**Directive:**
Pull each line containing "Farmaceut" out of the data and copy it.

Recorded data:
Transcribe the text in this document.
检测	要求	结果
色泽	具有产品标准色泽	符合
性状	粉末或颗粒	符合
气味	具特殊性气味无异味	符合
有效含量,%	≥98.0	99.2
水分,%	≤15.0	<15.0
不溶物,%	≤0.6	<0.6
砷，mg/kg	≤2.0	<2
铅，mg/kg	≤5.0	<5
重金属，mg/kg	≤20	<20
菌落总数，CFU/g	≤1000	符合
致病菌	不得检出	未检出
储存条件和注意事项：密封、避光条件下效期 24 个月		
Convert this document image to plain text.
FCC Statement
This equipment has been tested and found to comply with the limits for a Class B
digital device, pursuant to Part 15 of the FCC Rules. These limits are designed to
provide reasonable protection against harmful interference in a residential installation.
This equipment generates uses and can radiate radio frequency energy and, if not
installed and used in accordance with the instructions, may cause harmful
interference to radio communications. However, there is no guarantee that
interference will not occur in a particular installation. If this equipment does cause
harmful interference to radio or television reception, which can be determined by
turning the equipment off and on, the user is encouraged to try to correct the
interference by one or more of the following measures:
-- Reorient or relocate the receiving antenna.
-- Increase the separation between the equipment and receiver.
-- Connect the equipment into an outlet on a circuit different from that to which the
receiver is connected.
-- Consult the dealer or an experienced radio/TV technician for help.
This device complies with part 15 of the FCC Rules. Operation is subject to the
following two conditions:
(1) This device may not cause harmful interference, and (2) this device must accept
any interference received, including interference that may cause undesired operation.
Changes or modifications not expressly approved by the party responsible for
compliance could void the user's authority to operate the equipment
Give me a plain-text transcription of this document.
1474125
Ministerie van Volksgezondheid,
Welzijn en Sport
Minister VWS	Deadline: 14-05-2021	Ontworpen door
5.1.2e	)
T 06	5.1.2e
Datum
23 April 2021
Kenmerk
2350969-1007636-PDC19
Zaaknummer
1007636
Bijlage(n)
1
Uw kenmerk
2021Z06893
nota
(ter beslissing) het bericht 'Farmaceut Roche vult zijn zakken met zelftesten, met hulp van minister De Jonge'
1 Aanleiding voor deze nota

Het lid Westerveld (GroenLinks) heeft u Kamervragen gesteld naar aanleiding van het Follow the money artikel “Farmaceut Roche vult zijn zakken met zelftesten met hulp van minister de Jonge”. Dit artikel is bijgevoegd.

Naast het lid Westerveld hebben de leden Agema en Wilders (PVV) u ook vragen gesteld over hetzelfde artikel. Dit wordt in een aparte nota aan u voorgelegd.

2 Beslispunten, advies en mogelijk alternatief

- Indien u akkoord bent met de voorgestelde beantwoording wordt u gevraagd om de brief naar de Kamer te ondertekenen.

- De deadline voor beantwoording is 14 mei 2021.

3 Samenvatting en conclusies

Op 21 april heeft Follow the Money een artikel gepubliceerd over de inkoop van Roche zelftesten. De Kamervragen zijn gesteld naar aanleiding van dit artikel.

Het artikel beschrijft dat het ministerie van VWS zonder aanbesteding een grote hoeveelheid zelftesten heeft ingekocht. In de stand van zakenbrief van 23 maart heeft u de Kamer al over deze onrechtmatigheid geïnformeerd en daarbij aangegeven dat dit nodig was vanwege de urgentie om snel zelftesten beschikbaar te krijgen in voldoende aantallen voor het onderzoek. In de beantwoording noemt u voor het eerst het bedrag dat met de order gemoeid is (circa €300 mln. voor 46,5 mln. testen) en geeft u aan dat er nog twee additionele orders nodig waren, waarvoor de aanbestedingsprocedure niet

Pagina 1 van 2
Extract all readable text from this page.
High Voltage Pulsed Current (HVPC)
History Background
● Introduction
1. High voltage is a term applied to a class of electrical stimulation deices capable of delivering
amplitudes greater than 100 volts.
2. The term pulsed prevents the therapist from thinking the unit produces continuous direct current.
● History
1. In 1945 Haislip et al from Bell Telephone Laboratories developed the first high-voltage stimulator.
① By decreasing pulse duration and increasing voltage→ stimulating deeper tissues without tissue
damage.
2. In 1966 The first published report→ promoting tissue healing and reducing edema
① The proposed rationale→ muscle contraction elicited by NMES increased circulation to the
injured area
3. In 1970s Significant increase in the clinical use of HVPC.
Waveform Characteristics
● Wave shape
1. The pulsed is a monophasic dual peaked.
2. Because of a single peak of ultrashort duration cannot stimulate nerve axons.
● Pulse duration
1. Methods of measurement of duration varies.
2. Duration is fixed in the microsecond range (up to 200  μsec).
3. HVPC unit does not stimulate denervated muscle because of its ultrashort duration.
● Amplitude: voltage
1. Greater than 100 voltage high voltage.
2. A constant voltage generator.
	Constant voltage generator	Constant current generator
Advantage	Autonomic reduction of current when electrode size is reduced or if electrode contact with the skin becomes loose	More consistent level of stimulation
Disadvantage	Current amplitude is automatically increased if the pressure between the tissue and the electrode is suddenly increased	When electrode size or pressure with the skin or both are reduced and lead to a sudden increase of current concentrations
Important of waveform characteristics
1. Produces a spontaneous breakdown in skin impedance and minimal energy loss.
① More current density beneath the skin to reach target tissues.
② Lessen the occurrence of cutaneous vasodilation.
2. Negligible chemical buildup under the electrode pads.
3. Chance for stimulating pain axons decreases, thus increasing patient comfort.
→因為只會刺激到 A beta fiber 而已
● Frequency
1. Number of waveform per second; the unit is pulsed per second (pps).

**Final result:**
(ter beslissing) het bericht 'Farmaceut Roche vult zijn zakken met zelftesten, met hulp van minister De Jonge'
Het lid Westerveld (GroenLinks) heeft u Kamervragen gesteld naar aanleiding van het Follow the money artikel “Farmaceut Roche vult zijn zakken met zelftesten met hulp van minister de Jonge”. Dit artikel is bijgevoegd.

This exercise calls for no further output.